- Work required
Please rewrite the lines below, changing every "Date/Time" to "Timestamp" and leaving everything else as it is. Omit the pictures.

- Given entries

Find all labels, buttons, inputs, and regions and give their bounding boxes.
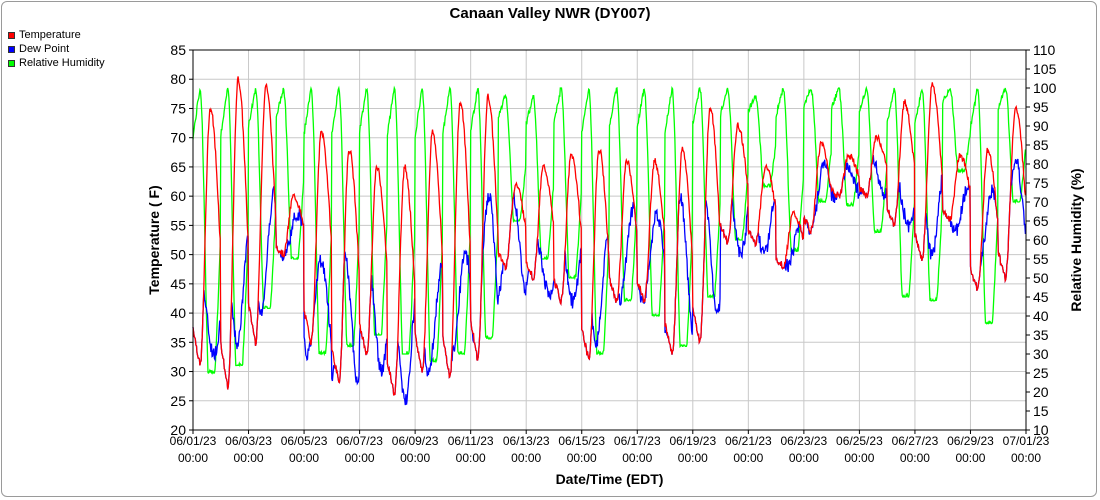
legend-item-dew-point[interactable]: Dew Point — [8, 42, 105, 56]
legend-label-relative-humidity: Relative Humidity — [19, 57, 105, 69]
y-tick-label: 65 — [170, 159, 186, 175]
y-tick-label: 70 — [170, 130, 186, 146]
y2-tick-label: 45 — [1033, 289, 1049, 305]
x-tick-label-date: 06/07/23 — [336, 434, 383, 448]
y2-tick-label: 90 — [1033, 118, 1049, 134]
y2-tick-label: 65 — [1033, 213, 1049, 229]
relative-humidity-swatch-icon — [8, 59, 15, 67]
x-tick-label-date: 06/23/23 — [781, 434, 828, 448]
x-tick-label-time: 00:00 — [789, 451, 819, 465]
y2-axis-label: Relative Humidity (%) — [1068, 168, 1084, 311]
y2-tick-label: 80 — [1033, 156, 1049, 172]
y2-tick-label: 10 — [1033, 422, 1049, 438]
x-tick-label-time: 00:00 — [622, 451, 652, 465]
x-tick-label-time: 00:00 — [1011, 451, 1041, 465]
y-tick-label: 30 — [170, 364, 186, 380]
x-tick-label-date: 06/05/23 — [281, 434, 328, 448]
x-tick-label-time: 00:00 — [234, 451, 264, 465]
x-axis-label: Date/Time (EDT) — [556, 471, 664, 487]
legend-item-relative-humidity[interactable]: Relative Humidity — [8, 56, 105, 70]
x-tick-label-time: 00:00 — [955, 451, 985, 465]
y2-tick-label: 55 — [1033, 251, 1049, 267]
x-tick-label-date: 06/19/23 — [669, 434, 716, 448]
x-tick-label-date: 06/27/23 — [892, 434, 939, 448]
y2-tick-label: 95 — [1033, 99, 1049, 115]
y2-tick-label: 35 — [1033, 327, 1049, 343]
y-tick-label: 20 — [170, 422, 186, 438]
y2-tick-label: 110 — [1033, 42, 1056, 58]
x-tick-label-date: 07/01/23 — [1003, 434, 1050, 448]
x-tick-label-time: 00:00 — [567, 451, 597, 465]
y2-tick-label: 25 — [1033, 365, 1049, 381]
plot-border — [192, 49, 1027, 431]
x-tick-label-date: 06/29/23 — [947, 434, 994, 448]
x-tick-label-time: 00:00 — [733, 451, 763, 465]
y-tick-label: 45 — [170, 276, 186, 292]
y2-tick-label: 40 — [1033, 308, 1049, 324]
x-tick-label-date: 06/01/23 — [170, 434, 217, 448]
y-tick-label: 80 — [170, 71, 186, 87]
y2-tick-label: 30 — [1033, 346, 1049, 362]
series-temperature-line — [192, 76, 1027, 396]
y-axis-label: Temperature ( F) — [146, 185, 162, 294]
y-tick-label: 60 — [170, 188, 186, 204]
legend: Temperature Dew Point Relative Humidity — [8, 28, 105, 70]
y-tick-label: 55 — [170, 217, 186, 233]
y2-tick-label: 15 — [1033, 403, 1049, 419]
series-group — [192, 76, 1027, 406]
y-tick-label: 35 — [170, 334, 186, 350]
y2-tick-label: 20 — [1033, 384, 1049, 400]
y-tick-label: 50 — [170, 247, 186, 263]
grid — [192, 49, 1027, 431]
legend-label-dew-point: Dew Point — [19, 43, 70, 55]
y2-tick-label: 85 — [1033, 137, 1049, 153]
y-tick-label: 75 — [170, 100, 186, 116]
y2-tick-label: 105 — [1033, 61, 1057, 77]
x-tick-label-date: 06/15/23 — [558, 434, 605, 448]
y2-tick-label: 100 — [1033, 80, 1057, 96]
y-tick-label: 25 — [170, 393, 186, 409]
temperature-swatch-icon — [8, 31, 15, 39]
y2-tick-label: 50 — [1033, 270, 1049, 286]
y2-tick-label: 75 — [1033, 175, 1049, 191]
x-tick-label-date: 06/21/23 — [725, 434, 772, 448]
x-tick-label-time: 00:00 — [400, 451, 430, 465]
x-tick-label-time: 00:00 — [844, 451, 874, 465]
dew-point-swatch-icon — [8, 45, 15, 53]
x-tick-label-date: 06/17/23 — [614, 434, 661, 448]
y-tick-label: 85 — [170, 42, 186, 58]
x-tick-label-date: 06/03/23 — [225, 434, 272, 448]
y-tick-label: 40 — [170, 305, 186, 321]
x-tick-label-time: 00:00 — [900, 451, 930, 465]
series-relative-humidity-line — [192, 85, 1027, 375]
y2-tick-label: 60 — [1033, 232, 1049, 248]
y2-tick-label: 70 — [1033, 194, 1049, 210]
chart-title: Canaan Valley NWR (DY007) — [450, 5, 651, 22]
legend-label-temperature: Temperature — [19, 29, 81, 41]
x-tick-label-date: 06/11/23 — [448, 434, 494, 448]
x-tick-label-date: 06/25/23 — [836, 434, 883, 448]
x-tick-label-time: 00:00 — [678, 451, 708, 465]
x-tick-label-time: 00:00 — [345, 451, 375, 465]
legend-item-temperature[interactable]: Temperature — [8, 28, 105, 42]
x-tick-label-date: 06/13/23 — [503, 434, 550, 448]
x-tick-label-time: 00:00 — [289, 451, 319, 465]
x-tick-label-date: 06/09/23 — [392, 434, 439, 448]
axis-ticks: 20 25 30 35 40 45 50 55 60 65 70 75 80 85 10 15 20 25 30 35… — [170, 42, 1057, 465]
x-tick-label-time: 00:00 — [511, 451, 541, 465]
x-tick-label-time: 00:00 — [456, 451, 486, 465]
x-tick-label-time: 00:00 — [178, 451, 208, 465]
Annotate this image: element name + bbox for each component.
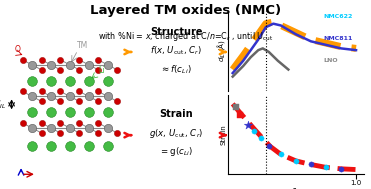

- Answer to the exercise
Find all labels, buttons, inputs, and regions and give their bounding boxes.
legend-item-dew-point[interactable]: Dew Point — [8, 42, 105, 56]
legend-label-relative-humidity: Relative Humidity — [19, 57, 105, 69]
y-tick-label: 65 — [170, 159, 186, 175]
y-tick-label: 70 — [170, 130, 186, 146]
y2-tick-label: 45 — [1033, 289, 1049, 305]
x-tick-label-date: 06/07/23 — [336, 434, 383, 448]
y2-tick-label: 90 — [1033, 118, 1049, 134]
y2-tick-label: 65 — [1033, 213, 1049, 229]
relative-humidity-swatch-icon — [8, 59, 15, 67]
x-tick-label-date: 06/23/23 — [781, 434, 828, 448]
x-tick-label-time: 00:00 — [789, 451, 819, 465]
y2-axis-label: Relative Humidity (%) — [1068, 168, 1084, 311]
y2-tick-label: 80 — [1033, 156, 1049, 172]
y2-tick-label: 10 — [1033, 422, 1049, 438]
x-tick-label-time: 00:00 — [622, 451, 652, 465]
x-tick-label-time: 00:00 — [1011, 451, 1041, 465]
y-tick-label: 30 — [170, 364, 186, 380]
x-tick-label-date: 06/05/23 — [281, 434, 328, 448]
x-tick-label-time: 00:00 — [234, 451, 264, 465]
x-axis-label: Timestamp (EDT) — [556, 471, 664, 487]
legend-item-relative-humidity[interactable]: Relative Humidity — [8, 56, 105, 70]
x-tick-label-time: 00:00 — [955, 451, 985, 465]
y2-tick-label: 55 — [1033, 251, 1049, 267]
x-tick-label-date: 06/19/23 — [669, 434, 716, 448]
x-tick-label-date: 06/27/23 — [892, 434, 939, 448]
y2-tick-label: 95 — [1033, 99, 1049, 115]
y2-tick-label: 35 — [1033, 327, 1049, 343]
y-tick-label: 20 — [170, 422, 186, 438]
y2-tick-label: 110 — [1033, 42, 1056, 58]
x-tick-label-date: 07/01/23 — [1003, 434, 1050, 448]
x-tick-label-time: 00:00 — [567, 451, 597, 465]
y2-tick-label: 25 — [1033, 365, 1049, 381]
plot-border — [192, 49, 1027, 431]
x-tick-label-date: 06/29/23 — [947, 434, 994, 448]
x-tick-label-time: 00:00 — [733, 451, 763, 465]
y-tick-label: 45 — [170, 276, 186, 292]
y2-tick-label: 40 — [1033, 308, 1049, 324]
x-tick-label-date: 06/01/23 — [170, 434, 217, 448]
y-tick-label: 80 — [170, 71, 186, 87]
y2-tick-label: 30 — [1033, 346, 1049, 362]
series-temperature-line — [192, 76, 1027, 396]
y-axis-label: Temperature ( F) — [146, 185, 162, 294]
y-tick-label: 60 — [170, 188, 186, 204]
legend: Temperature Dew Point Relative Humidity — [8, 28, 105, 70]
y-tick-label: 55 — [170, 217, 186, 233]
y2-tick-label: 15 — [1033, 403, 1049, 419]
series-group — [192, 76, 1027, 406]
y-tick-label: 35 — [170, 334, 186, 350]
y2-tick-label: 20 — [1033, 384, 1049, 400]
y-tick-label: 50 — [170, 247, 186, 263]
grid — [192, 49, 1027, 431]
legend-label-dew-point: Dew Point — [19, 43, 70, 55]
y2-tick-label: 85 — [1033, 137, 1049, 153]
y-tick-label: 75 — [170, 100, 186, 116]
y2-tick-label: 105 — [1033, 61, 1057, 77]
x-tick-label-date: 06/15/23 — [558, 434, 605, 448]
y2-tick-label: 100 — [1033, 80, 1057, 96]
y-tick-label: 25 — [170, 393, 186, 409]
temperature-swatch-icon — [8, 31, 15, 39]
y2-tick-label: 50 — [1033, 270, 1049, 286]
y2-tick-label: 75 — [1033, 175, 1049, 191]
x-tick-label-date: 06/21/23 — [725, 434, 772, 448]
x-tick-label-time: 00:00 — [400, 451, 430, 465]
x-tick-label-time: 00:00 — [844, 451, 874, 465]
dew-point-swatch-icon — [8, 45, 15, 53]
x-tick-label-date: 06/17/23 — [614, 434, 661, 448]
y-tick-label: 85 — [170, 42, 186, 58]
x-tick-label-date: 06/03/23 — [225, 434, 272, 448]
y-tick-label: 40 — [170, 305, 186, 321]
x-tick-label-time: 00:00 — [900, 451, 930, 465]
series-relative-humidity-line — [192, 85, 1027, 375]
y2-tick-label: 60 — [1033, 232, 1049, 248]
y2-tick-label: 70 — [1033, 194, 1049, 210]
chart-title: Canaan Valley NWR (DY007) — [450, 5, 651, 22]
legend-label-temperature: Temperature — [19, 29, 81, 41]
x-tick-label-date: 06/11/23 — [448, 434, 494, 448]
x-tick-label-date: 06/25/23 — [836, 434, 883, 448]
x-tick-label-time: 00:00 — [678, 451, 708, 465]
x-tick-label-time: 00:00 — [345, 451, 375, 465]
legend-item-temperature[interactable]: Temperature — [8, 28, 105, 42]
x-tick-label-date: 06/13/23 — [503, 434, 550, 448]
x-tick-label-time: 00:00 — [289, 451, 319, 465]
x-tick-label-date: 06/09/23 — [392, 434, 439, 448]
axis-ticks: 20 25 30 35 40 45 50 55 60 65 70 75 80 85 10 15 20 25 30 35… — [170, 42, 1057, 465]
x-tick-label-time: 00:00 — [511, 451, 541, 465]
x-tick-label-time: 00:00 — [456, 451, 486, 465]
x-tick-label-time: 00:00 — [178, 451, 208, 465]
Annotate this image: element name + bbox for each component.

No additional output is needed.